— Work to do —
Please rewrite the data below, changing "Diagramme à lignes" to "Line chart" and keeping everything else the same. Leave the pictures out of your answer.

— Records provided —
------------------------------------------------------------
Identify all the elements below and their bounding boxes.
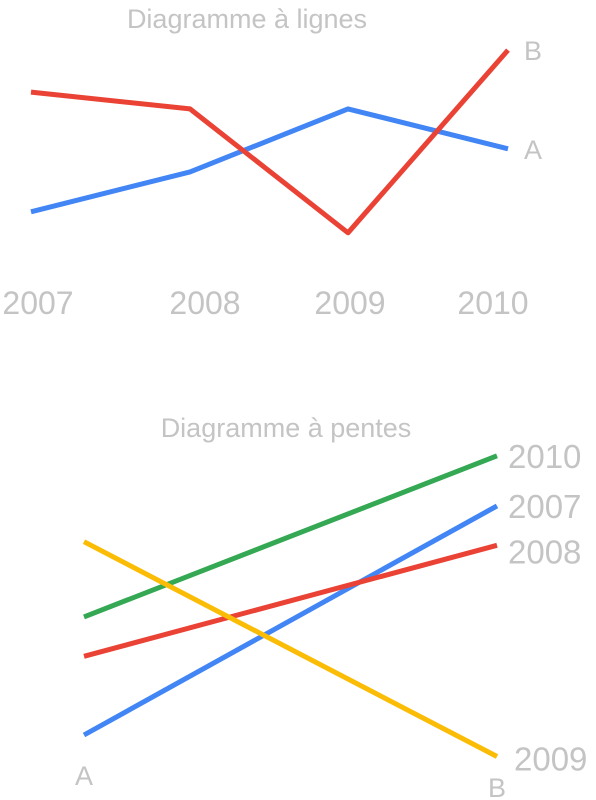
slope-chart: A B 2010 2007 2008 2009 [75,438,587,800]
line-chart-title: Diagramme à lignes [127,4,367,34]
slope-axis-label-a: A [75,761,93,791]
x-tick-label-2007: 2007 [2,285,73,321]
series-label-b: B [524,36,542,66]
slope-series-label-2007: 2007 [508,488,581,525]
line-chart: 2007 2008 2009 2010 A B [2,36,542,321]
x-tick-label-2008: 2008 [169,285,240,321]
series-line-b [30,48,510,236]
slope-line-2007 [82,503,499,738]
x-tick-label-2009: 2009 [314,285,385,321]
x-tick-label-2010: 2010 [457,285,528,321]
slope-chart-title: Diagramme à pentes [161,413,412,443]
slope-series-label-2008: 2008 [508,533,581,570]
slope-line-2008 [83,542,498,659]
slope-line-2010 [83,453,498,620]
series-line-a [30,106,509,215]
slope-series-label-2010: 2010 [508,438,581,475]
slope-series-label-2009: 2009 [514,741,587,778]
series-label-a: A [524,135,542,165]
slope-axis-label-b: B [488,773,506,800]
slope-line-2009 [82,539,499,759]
------------------------------------------------------------
— Expected answer —
Identify all the elements below and their bounding boxes.
slope-chart: A B 2010 2007 2008 2009 [75,438,587,800]
line-chart-title: Line chart [127,4,367,34]
slope-axis-label-a: A [75,761,93,791]
x-tick-label-2007: 2007 [2,285,73,321]
series-label-b: B [524,36,542,66]
slope-series-label-2007: 2007 [508,488,581,525]
line-chart: 2007 2008 2009 2010 A B [2,36,542,321]
x-tick-label-2008: 2008 [169,285,240,321]
series-line-b [30,48,510,236]
slope-line-2007 [82,503,499,738]
x-tick-label-2009: 2009 [314,285,385,321]
x-tick-label-2010: 2010 [457,285,528,321]
slope-chart-title: Diagramme à pentes [161,413,412,443]
slope-series-label-2008: 2008 [508,533,581,570]
slope-line-2008 [83,542,498,659]
slope-line-2010 [83,453,498,620]
series-line-a [30,106,509,215]
slope-series-label-2010: 2010 [508,438,581,475]
slope-series-label-2009: 2009 [514,741,587,778]
series-label-a: A [524,135,542,165]
slope-axis-label-b: B [488,773,506,800]
slope-line-2009 [82,539,499,759]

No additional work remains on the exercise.